_Available records_.
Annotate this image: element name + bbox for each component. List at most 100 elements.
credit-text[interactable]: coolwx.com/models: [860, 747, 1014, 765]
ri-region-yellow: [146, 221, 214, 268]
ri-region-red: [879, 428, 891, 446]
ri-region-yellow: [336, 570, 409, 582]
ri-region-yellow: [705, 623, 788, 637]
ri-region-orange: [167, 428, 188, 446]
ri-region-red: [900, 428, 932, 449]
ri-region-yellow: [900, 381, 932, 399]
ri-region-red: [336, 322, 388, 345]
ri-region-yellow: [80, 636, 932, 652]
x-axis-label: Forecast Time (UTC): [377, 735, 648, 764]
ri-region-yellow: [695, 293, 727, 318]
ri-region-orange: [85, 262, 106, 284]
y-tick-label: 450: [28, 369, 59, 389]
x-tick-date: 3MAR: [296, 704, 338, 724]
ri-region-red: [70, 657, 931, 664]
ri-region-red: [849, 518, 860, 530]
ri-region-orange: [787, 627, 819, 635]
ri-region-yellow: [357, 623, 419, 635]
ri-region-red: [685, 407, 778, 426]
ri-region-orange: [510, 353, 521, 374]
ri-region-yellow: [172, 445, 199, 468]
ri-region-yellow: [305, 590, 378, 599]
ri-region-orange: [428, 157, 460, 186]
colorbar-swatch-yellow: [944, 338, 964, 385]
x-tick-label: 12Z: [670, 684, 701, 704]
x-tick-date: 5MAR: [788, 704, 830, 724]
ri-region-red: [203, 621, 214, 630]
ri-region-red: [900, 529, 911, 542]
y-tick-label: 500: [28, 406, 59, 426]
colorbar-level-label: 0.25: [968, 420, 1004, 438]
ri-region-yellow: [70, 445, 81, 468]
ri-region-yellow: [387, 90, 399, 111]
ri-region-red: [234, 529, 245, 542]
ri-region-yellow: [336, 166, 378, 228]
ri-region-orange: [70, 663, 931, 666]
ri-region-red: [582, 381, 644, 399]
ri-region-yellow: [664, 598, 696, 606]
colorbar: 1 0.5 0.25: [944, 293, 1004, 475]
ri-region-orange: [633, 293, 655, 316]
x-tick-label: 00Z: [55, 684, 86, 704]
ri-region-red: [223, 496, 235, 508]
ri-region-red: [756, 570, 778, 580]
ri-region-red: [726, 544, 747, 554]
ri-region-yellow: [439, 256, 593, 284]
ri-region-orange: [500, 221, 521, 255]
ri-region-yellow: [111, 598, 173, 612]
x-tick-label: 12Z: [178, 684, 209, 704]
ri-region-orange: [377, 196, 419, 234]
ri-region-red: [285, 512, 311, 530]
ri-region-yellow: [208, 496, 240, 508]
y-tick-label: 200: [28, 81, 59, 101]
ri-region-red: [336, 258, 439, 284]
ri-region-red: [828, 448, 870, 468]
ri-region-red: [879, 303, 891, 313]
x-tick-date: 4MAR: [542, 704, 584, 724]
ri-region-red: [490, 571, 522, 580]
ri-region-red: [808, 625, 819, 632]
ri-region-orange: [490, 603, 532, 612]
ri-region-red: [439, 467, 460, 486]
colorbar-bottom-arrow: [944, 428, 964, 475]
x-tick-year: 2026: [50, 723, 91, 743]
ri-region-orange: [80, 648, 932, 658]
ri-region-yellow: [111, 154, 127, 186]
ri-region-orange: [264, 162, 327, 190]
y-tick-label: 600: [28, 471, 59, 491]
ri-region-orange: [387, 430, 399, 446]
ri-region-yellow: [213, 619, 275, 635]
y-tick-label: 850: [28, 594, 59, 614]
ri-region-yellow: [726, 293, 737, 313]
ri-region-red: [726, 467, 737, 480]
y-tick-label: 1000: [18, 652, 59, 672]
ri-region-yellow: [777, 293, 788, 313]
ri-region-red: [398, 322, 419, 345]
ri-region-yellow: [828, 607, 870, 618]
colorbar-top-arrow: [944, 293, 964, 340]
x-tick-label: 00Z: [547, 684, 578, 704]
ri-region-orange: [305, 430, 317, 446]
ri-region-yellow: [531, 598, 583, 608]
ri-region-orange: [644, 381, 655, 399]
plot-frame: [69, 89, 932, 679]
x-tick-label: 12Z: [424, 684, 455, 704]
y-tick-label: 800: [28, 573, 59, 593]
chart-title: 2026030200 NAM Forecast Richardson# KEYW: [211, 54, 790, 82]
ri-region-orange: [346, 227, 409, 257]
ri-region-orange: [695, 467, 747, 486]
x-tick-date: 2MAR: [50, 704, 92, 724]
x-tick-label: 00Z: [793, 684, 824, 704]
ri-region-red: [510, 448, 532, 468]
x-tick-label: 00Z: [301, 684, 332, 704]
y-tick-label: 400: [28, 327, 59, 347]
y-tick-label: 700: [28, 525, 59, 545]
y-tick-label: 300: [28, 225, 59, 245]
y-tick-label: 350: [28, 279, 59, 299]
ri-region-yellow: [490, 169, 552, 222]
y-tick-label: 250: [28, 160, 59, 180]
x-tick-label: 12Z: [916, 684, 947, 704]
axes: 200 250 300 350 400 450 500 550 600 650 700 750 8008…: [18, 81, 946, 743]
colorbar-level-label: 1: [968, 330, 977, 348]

_Do this_. Convert the rows above into a Markdown table with the columns No. and Text. Put each row's number under No. and its text under Text, and leave out any blank lines.

_Answer to this task_.
| No. | Text |
|---|---|
| 1 | Annotate this image: element name + bbox for each component. List at most 100 elements. |
| 2 | credit-text[interactable]: coolwx.com/models: [860, 747, 1014, 765] |
| 3 | ri-region-yellow: [146, 221, 214, 268] |
| 4 | ri-region-red: [879, 428, 891, 446] |
| 5 | ri-region-yellow: [336, 570, 409, 582] |
| 6 | ri-region-yellow: [705, 623, 788, 637] |
| 7 | ri-region-orange: [167, 428, 188, 446] |
| 8 | ri-region-red: [900, 428, 932, 449] |
| 9 | ri-region-yellow: [900, 381, 932, 399] |
| 10 | ri-region-red: [336, 322, 388, 345] |
| 11 | ri-region-yellow: [80, 636, 932, 652] |
| 12 | x-axis-label: Forecast Time (UTC): [377, 735, 648, 764] |
| 13 | ri-region-yellow: [695, 293, 727, 318] |
| 14 | ri-region-orange: [85, 262, 106, 284] |
| 15 | y-tick-label: 450: [28, 369, 59, 389] |
| 16 | x-tick-date: 3MAR: [296, 704, 338, 724] |
| 17 | ri-region-red: [70, 657, 931, 664] |
| 18 | ri-region-red: [849, 518, 860, 530] |
| 19 | ri-region-orange: [787, 627, 819, 635] |
| 20 | ri-region-yellow: [357, 623, 419, 635] |
| 21 | ri-region-red: [685, 407, 778, 426] |
| 22 | ri-region-orange: [510, 353, 521, 374] |
| 23 | ri-region-yellow: [172, 445, 199, 468] |
| 24 | ri-region-yellow: [305, 590, 378, 599] |
| 25 | ri-region-orange: [428, 157, 460, 186] |
| 26 | colorbar-swatch-yellow: [944, 338, 964, 385] |
| 27 | x-tick-label: 12Z: [670, 684, 701, 704] |
| 28 | x-tick-date: 5MAR: [788, 704, 830, 724] |
| 29 | ri-region-red: [203, 621, 214, 630] |
| 30 | ri-region-red: [900, 529, 911, 542] |
| 31 | y-tick-label: 500: [28, 406, 59, 426] |
| 32 | colorbar-level-label: 0.25: [968, 420, 1004, 438] |
| 33 | ri-region-yellow: [70, 445, 81, 468] |
| 34 | ri-region-yellow: [387, 90, 399, 111] |
| 35 | ri-region-red: [234, 529, 245, 542] |
| 36 | ri-region-yellow: [336, 166, 378, 228] |
| 37 | ri-region-orange: [70, 663, 931, 666] |
| 38 | ri-region-red: [582, 381, 644, 399] |
| 39 | ri-region-yellow: [664, 598, 696, 606] |
| 40 | colorbar: 1 0.5 0.25: [944, 293, 1004, 475] |
| 41 | ri-region-orange: [633, 293, 655, 316] |
| 42 | x-tick-label: 00Z: [55, 684, 86, 704] |
| 43 | ri-region-red: [223, 496, 235, 508] |
| 44 | ri-region-red: [756, 570, 778, 580] |
| 45 | ri-region-red: [726, 544, 747, 554] |
| 46 | ri-region-yellow: [439, 256, 593, 284] |
| 47 | ri-region-orange: [500, 221, 521, 255] |
| 48 | ri-region-yellow: [111, 598, 173, 612] |
| 49 | x-tick-label: 12Z: [178, 684, 209, 704] |
| 50 | ri-region-orange: [377, 196, 419, 234] |
| 51 | ri-region-red: [285, 512, 311, 530] |
| 52 | ri-region-yellow: [208, 496, 240, 508] |
| 53 | y-tick-label: 200: [28, 81, 59, 101] |
| 54 | ri-region-red: [336, 258, 439, 284] |
| 55 | ri-region-red: [828, 448, 870, 468] |
| 56 | ri-region-red: [879, 303, 891, 313] |
| 57 | x-tick-date: 4MAR: [542, 704, 584, 724] |
| 58 | ri-region-red: [490, 571, 522, 580] |
| 59 | ri-region-red: [808, 625, 819, 632] |
| 60 | ri-region-orange: [490, 603, 532, 612] |
| 61 | ri-region-red: [439, 467, 460, 486] |
| 62 | colorbar-bottom-arrow: [944, 428, 964, 475] |
| 63 | x-tick-year: 2026: [50, 723, 91, 743] |
| 64 | ri-region-orange: [80, 648, 932, 658] |
| 65 | ri-region-yellow: [111, 154, 127, 186] |
| 66 | ri-region-orange: [264, 162, 327, 190] |
| 67 | y-tick-label: 600: [28, 471, 59, 491] |
| 68 | ri-region-orange: [387, 430, 399, 446] |
| 69 | ri-region-yellow: [213, 619, 275, 635] |
| 70 | y-tick-label: 850: [28, 594, 59, 614] |
| 71 | ri-region-yellow: [726, 293, 737, 313] |
| 72 | ri-region-red: [726, 467, 737, 480] |
| 73 | y-tick-label: 1000: [18, 652, 59, 672] |
| 74 | ri-region-yellow: [777, 293, 788, 313] |
| 75 | ri-region-red: [398, 322, 419, 345] |
| 76 | ri-region-yellow: [828, 607, 870, 618] |
| 77 | colorbar-top-arrow: [944, 293, 964, 340] |
| 78 | x-tick-label: 00Z: [547, 684, 578, 704] |
| 79 | ri-region-orange: [305, 430, 317, 446] |
| 80 | ri-region-yellow: [531, 598, 583, 608] |
| 81 | ri-region-orange: [644, 381, 655, 399] |
| 82 | plot-frame: [69, 89, 932, 679] |
| 83 | x-tick-label: 12Z: [424, 684, 455, 704] |
| 84 | y-tick-label: 800: [28, 573, 59, 593] |
| 85 | chart-title: 2026030200 NAM Forecast Richardson# KEYW: [211, 54, 790, 82] |
| 86 | ri-region-orange: [346, 227, 409, 257] |
| 87 | ri-region-orange: [695, 467, 747, 486] |
| 88 | x-tick-date: 2MAR: [50, 704, 92, 724] |
| 89 | x-tick-label: 00Z: [793, 684, 824, 704] |
| 90 | ri-region-red: [510, 448, 532, 468] |
| 91 | x-tick-label: 00Z: [301, 684, 332, 704] |
| 92 | y-tick-label: 400: [28, 327, 59, 347] |
| 93 | y-tick-label: 700: [28, 525, 59, 545] |
| 94 | y-tick-label: 300: [28, 225, 59, 245] |
| 95 | y-tick-label: 350: [28, 279, 59, 299] |
| 96 | ri-region-yellow: [490, 169, 552, 222] |
| 97 | y-tick-label: 250: [28, 160, 59, 180] |
| 98 | x-tick-label: 12Z: [916, 684, 947, 704] |
| 99 | axes: 200 250 300 350 400 450 500 550 600 650 700 750 8008…: [18, 81, 946, 743] |
| 100 | colorbar-level-label: 1: [968, 330, 977, 348] |